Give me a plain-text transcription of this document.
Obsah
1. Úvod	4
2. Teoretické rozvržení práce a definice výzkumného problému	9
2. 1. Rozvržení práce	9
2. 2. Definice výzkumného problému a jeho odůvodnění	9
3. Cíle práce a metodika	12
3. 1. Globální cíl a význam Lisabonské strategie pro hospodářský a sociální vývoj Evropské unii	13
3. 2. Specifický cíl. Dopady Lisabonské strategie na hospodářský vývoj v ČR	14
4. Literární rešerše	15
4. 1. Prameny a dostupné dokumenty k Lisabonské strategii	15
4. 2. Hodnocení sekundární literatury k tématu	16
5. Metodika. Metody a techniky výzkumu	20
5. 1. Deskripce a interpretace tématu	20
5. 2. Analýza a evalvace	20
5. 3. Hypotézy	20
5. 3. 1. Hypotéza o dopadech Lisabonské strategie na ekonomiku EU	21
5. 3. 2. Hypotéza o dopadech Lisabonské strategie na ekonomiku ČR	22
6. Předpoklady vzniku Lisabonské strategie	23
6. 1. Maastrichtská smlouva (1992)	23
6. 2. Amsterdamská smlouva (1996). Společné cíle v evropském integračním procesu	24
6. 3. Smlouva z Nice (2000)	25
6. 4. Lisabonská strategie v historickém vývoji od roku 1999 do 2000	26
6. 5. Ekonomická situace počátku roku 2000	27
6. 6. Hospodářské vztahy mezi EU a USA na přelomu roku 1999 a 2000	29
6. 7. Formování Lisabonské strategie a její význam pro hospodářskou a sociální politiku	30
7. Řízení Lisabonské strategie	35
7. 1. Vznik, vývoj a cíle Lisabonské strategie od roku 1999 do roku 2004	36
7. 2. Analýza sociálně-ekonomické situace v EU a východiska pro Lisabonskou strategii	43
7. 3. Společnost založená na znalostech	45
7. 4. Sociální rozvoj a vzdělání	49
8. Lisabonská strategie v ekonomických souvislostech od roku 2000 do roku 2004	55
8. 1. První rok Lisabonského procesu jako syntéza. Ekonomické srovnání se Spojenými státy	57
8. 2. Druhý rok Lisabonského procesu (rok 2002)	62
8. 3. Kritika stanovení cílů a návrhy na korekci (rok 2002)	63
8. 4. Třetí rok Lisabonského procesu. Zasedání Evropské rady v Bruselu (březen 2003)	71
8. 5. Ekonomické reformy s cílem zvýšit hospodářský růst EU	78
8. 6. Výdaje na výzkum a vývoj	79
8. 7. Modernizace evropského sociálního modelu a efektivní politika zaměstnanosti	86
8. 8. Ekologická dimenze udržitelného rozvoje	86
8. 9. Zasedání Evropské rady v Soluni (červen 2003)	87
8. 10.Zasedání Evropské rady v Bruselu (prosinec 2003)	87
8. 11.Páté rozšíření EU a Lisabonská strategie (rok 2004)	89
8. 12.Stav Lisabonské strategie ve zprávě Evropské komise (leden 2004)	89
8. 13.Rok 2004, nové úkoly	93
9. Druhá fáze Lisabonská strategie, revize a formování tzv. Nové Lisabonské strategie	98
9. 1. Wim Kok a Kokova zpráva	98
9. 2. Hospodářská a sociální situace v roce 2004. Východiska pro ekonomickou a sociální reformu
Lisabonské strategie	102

===============

Take the records above and return them exactly as written.

◆ **Exercise solution**:
Give me a plain-text transcription of this document.
Obsah
1. Úvod	4
2. Teoretické rozvržení práce a definice výzkumného problému	9
2. 1. Rozvržení práce	9
2. 2. Definice výzkumného problému a jeho odůvodnění	9
3. Cíle práce a metodika	12
3. 1. Globální cíl a význam Lisabonské strategie pro hospodářský a sociální vývoj Evropské unii	13
3. 2. Specifický cíl. Dopady Lisabonské strategie na hospodářský vývoj v ČR	14
4. Literární rešerše	15
4. 1. Prameny a dostupné dokumenty k Lisabonské strategii	15
4. 2. Hodnocení sekundární literatury k tématu	16
5. Metodika. Metody a techniky výzkumu	20
5. 1. Deskripce a interpretace tématu	20
5. 2. Analýza a evalvace	20
5. 3. Hypotézy	20
5. 3. 1. Hypotéza o dopadech Lisabonské strategie na ekonomiku EU	21
5. 3. 2. Hypotéza o dopadech Lisabonské strategie na ekonomiku ČR	22
6. Předpoklady vzniku Lisabonské strategie	23
6. 1. Maastrichtská smlouva (1992)	23
6. 2. Amsterdamská smlouva (1996). Společné cíle v evropském integračním procesu	24
6. 3. Smlouva z Nice (2000)	25
6. 4. Lisabonská strategie v historickém vývoji od roku 1999 do 2000	26
6. 5. Ekonomická situace počátku roku 2000	27
6. 6. Hospodářské vztahy mezi EU a USA na přelomu roku 1999 a 2000	29
6. 7. Formování Lisabonské strategie a její význam pro hospodářskou a sociální politiku	30
7. Řízení Lisabonské strategie	35
7. 1. Vznik, vývoj a cíle Lisabonské strategie od roku 1999 do roku 2004	36
7. 2. Analýza sociálně-ekonomické situace v EU a východiska pro Lisabonskou strategii	43
7. 3. Společnost založená na znalostech	45
7. 4. Sociální rozvoj a vzdělání	49
8. Lisabonská strategie v ekonomických souvislostech od roku 2000 do roku 2004	55
8. 1. První rok Lisabonského procesu jako syntéza. Ekonomické srovnání se Spojenými státy	57
8. 2. Druhý rok Lisabonského procesu (rok 2002)	62
8. 3. Kritika stanovení cílů a návrhy na korekci (rok 2002)	63
8. 4. Třetí rok Lisabonského procesu. Zasedání Evropské rady v Bruselu (březen 2003)	71
8. 5. Ekonomické reformy s cílem zvýšit hospodářský růst EU	78
8. 6. Výdaje na výzkum a vývoj	79
8. 7. Modernizace evropského sociálního modelu a efektivní politika zaměstnanosti	86
8. 8. Ekologická dimenze udržitelného rozvoje	86
8. 9. Zasedání Evropské rady v Soluni (červen 2003)	87
8. 10.Zasedání Evropské rady v Bruselu (prosinec 2003)	87
8. 11.Páté rozšíření EU a Lisabonská strategie (rok 2004)	89
8. 12.Stav Lisabonské strategie ve zprávě Evropské komise (leden 2004)	89
8. 13.Rok 2004, nové úkoly	93
9. Druhá fáze Lisabonská strategie, revize a formování tzv. Nové Lisabonské strategie	98
9. 1. Wim Kok a Kokova zpráva	98
9. 2. Hospodářská a sociální situace v roce 2004. Východiska pro ekonomickou a sociální reformu
Lisabonské strategie	102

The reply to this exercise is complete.